- _提供テキスト_:
○ ○ ○ ○

最近、毎日のように目にするサイバー攻撃関連のニュース。直近では、大阪府や静岡県の病院で医療機関が、ランサムウェア(身代金要求型ウイルス)攻撃に襲われ、診療に深刻な支障が出ていることが、大きなニュースになっている。
現在の日本では、刑法犯の認知件数は2003年以降減少を続けており、2021年は55万8148件と戦後最少を更新している。その一方で、サイバー攻撃などは急増中だ。日本国内のコンピュータセキュリティインシデントの情報を収集し、その対応支援や発生状況の把握、手口の分析、再発防止のための対策の検討や助言などを行う「JPCERTコーディネーションセンター」によれば、ネットの不正に関する報告件数が2021年度は年5万件を超えており、2019年度から2.5倍近く増加している。

○ ○ ○ ○

- _抜粋した行_:
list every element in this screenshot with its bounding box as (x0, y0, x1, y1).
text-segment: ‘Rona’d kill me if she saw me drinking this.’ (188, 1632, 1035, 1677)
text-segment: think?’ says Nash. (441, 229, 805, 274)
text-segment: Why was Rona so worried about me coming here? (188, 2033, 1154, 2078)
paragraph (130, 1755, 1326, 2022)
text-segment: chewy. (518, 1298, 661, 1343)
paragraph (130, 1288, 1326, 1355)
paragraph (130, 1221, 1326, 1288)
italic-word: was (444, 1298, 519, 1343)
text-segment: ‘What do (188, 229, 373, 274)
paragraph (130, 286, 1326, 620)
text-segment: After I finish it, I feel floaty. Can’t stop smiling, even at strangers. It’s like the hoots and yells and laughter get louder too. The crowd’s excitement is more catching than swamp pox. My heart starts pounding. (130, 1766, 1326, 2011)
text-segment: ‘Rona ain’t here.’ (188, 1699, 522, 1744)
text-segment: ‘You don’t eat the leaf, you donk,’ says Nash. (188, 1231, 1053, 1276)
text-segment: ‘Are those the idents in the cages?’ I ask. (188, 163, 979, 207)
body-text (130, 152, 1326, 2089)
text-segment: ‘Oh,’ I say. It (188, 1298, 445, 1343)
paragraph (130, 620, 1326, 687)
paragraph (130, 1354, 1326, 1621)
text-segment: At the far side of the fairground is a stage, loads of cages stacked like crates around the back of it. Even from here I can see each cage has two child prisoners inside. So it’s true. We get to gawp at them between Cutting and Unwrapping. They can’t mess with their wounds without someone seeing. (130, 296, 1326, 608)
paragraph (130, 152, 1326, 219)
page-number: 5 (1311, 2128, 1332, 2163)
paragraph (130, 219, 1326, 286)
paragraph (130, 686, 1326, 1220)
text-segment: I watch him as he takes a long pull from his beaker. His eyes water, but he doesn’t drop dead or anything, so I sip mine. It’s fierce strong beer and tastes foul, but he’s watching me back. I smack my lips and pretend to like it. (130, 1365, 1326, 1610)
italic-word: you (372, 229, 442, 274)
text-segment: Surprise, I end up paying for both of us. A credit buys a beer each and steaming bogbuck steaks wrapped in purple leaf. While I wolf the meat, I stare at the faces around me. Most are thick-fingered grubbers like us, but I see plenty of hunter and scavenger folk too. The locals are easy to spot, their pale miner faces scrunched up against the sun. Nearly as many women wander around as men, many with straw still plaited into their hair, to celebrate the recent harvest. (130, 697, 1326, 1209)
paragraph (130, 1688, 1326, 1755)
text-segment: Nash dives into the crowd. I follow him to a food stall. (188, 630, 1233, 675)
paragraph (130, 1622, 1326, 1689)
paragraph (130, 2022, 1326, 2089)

○ ○ ○ ○

- _作業指示 1_: 提供テキストによると、2021年の刑法犯の認知件数は何件か。
- _作業指示 2_: 提供テキストのうち、「最近、毎日のように目にするサ」で始まり「ら2.5倍近く増加している。」まで続く部分を、一字も変えずにそのまま書き出す。

- _作業結果 1_: 55万8148件

- _作業結果 2_:
最近、毎日のように目にするサイバー攻撃関連のニュース。直近では、大阪府や静岡県の病院で医療機関が、ランサムウェア(身代金要求型ウイルス)攻撃に襲われ、診療に深刻な支障が出ていることが、大きなニュースになっている。
現在の日本では、刑法犯の認知件数は2003年以降減少を続けており、2021年は55万8148件と戦後最少を更新している。その一方で、サイバー攻撃などは急増中だ。日本国内のコンピュータセキュリティインシデントの情報を収集し、その対応支援や発生状況の把握、手口の分析、再発防止のための対策の検討や助言などを行う「JPCERTコーディネーションセンター」によれば、ネットの不正に関する報告件数が2021年度は年5万件を超えており、2019年度から2.5倍近く増加している。